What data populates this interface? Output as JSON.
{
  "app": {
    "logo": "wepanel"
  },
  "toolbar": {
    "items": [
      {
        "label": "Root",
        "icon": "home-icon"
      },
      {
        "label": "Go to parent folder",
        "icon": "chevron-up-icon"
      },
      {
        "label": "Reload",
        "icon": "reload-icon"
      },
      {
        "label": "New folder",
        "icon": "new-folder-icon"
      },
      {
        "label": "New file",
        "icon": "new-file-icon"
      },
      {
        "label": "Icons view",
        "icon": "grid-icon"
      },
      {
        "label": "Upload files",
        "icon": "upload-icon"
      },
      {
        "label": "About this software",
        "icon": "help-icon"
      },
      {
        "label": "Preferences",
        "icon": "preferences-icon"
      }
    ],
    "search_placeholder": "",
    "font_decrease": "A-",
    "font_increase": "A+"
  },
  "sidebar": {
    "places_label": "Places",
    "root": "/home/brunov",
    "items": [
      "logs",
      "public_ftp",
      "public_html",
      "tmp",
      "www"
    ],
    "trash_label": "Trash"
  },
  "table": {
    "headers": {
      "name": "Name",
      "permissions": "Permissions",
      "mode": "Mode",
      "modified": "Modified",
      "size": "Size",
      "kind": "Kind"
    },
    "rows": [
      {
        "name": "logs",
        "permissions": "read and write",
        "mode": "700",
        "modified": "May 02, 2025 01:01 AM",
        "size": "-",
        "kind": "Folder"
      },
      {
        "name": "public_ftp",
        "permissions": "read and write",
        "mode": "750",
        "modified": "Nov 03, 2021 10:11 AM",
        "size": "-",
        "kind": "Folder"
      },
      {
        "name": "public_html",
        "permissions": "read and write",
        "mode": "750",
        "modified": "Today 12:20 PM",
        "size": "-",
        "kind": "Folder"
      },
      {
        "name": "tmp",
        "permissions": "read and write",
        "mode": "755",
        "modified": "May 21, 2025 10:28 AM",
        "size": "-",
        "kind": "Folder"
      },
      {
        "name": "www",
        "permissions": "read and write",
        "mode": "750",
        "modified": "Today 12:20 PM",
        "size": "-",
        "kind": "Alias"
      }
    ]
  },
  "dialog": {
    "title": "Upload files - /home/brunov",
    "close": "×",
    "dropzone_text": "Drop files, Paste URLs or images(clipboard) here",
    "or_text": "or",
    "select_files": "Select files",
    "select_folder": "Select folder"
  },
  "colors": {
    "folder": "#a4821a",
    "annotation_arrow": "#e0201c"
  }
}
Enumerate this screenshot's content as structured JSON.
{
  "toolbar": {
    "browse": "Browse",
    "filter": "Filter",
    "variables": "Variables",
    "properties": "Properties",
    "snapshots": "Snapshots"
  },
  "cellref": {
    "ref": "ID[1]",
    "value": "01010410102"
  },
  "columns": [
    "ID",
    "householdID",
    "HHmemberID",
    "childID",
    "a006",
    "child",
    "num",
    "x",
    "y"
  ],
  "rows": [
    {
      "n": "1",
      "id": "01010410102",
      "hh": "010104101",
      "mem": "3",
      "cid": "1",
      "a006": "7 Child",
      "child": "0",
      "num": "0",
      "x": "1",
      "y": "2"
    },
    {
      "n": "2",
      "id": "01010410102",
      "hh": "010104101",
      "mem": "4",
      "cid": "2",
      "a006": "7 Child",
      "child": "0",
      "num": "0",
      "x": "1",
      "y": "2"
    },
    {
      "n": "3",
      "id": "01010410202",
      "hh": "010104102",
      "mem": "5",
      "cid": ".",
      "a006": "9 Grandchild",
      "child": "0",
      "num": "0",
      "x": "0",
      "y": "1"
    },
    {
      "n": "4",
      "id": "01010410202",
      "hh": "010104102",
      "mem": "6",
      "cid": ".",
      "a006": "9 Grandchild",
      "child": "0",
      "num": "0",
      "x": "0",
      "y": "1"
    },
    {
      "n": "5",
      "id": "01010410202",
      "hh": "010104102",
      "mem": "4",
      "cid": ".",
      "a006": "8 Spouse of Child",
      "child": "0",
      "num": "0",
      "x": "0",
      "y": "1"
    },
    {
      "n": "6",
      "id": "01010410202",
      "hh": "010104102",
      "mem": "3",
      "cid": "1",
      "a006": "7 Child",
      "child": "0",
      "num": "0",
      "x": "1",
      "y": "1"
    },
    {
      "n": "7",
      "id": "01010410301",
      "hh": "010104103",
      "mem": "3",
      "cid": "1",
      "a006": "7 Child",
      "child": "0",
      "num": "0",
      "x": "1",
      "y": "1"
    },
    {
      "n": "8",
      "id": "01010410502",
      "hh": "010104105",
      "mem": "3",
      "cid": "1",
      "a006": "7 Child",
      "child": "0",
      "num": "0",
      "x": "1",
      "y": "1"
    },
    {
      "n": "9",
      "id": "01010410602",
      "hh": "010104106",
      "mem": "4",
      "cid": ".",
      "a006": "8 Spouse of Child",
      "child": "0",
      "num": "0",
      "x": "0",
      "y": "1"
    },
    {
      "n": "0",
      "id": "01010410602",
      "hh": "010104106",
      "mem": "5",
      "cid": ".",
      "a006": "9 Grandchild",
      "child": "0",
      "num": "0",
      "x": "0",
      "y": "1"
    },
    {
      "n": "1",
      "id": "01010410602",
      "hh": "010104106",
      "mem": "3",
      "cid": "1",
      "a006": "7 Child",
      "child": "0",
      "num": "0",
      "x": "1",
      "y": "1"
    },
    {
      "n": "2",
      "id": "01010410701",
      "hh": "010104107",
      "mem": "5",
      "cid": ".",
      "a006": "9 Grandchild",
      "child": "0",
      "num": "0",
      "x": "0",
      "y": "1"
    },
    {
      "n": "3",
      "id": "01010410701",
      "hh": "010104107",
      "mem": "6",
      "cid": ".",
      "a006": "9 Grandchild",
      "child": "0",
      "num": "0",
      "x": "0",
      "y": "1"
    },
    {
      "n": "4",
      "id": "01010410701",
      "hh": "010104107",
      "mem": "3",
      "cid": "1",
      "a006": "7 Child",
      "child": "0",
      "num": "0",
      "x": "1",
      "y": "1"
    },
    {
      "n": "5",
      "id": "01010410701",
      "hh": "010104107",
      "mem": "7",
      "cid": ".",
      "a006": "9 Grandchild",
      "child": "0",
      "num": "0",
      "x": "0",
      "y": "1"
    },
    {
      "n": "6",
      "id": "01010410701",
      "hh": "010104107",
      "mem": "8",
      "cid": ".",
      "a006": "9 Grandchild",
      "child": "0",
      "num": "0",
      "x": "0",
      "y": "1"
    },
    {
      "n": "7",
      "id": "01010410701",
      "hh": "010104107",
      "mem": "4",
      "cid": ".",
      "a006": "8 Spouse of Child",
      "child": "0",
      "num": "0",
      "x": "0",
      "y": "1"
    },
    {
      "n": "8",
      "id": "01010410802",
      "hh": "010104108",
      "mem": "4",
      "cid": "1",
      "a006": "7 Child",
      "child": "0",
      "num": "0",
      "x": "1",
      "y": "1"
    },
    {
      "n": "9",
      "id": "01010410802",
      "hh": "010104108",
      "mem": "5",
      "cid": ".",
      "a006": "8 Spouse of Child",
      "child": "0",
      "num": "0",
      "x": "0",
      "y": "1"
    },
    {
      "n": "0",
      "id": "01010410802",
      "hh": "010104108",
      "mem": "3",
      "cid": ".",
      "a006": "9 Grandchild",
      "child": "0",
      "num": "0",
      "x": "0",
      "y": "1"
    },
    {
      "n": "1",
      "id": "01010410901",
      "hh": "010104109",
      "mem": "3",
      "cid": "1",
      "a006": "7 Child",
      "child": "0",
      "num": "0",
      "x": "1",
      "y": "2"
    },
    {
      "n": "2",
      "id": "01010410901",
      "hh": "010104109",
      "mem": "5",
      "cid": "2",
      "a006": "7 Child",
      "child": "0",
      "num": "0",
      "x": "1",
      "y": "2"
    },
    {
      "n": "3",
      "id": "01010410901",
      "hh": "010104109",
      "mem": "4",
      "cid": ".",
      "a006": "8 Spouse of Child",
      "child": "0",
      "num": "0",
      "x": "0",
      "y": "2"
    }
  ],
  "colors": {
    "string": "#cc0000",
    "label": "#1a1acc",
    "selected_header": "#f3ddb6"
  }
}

Instructions for the task: Copy, from the material, each line that holds the string "this".

Response to the exercise:
What data populates this interface? Output as JSON.
        "label": "About this software",
Enumerate this screenshot's content as structured JSON.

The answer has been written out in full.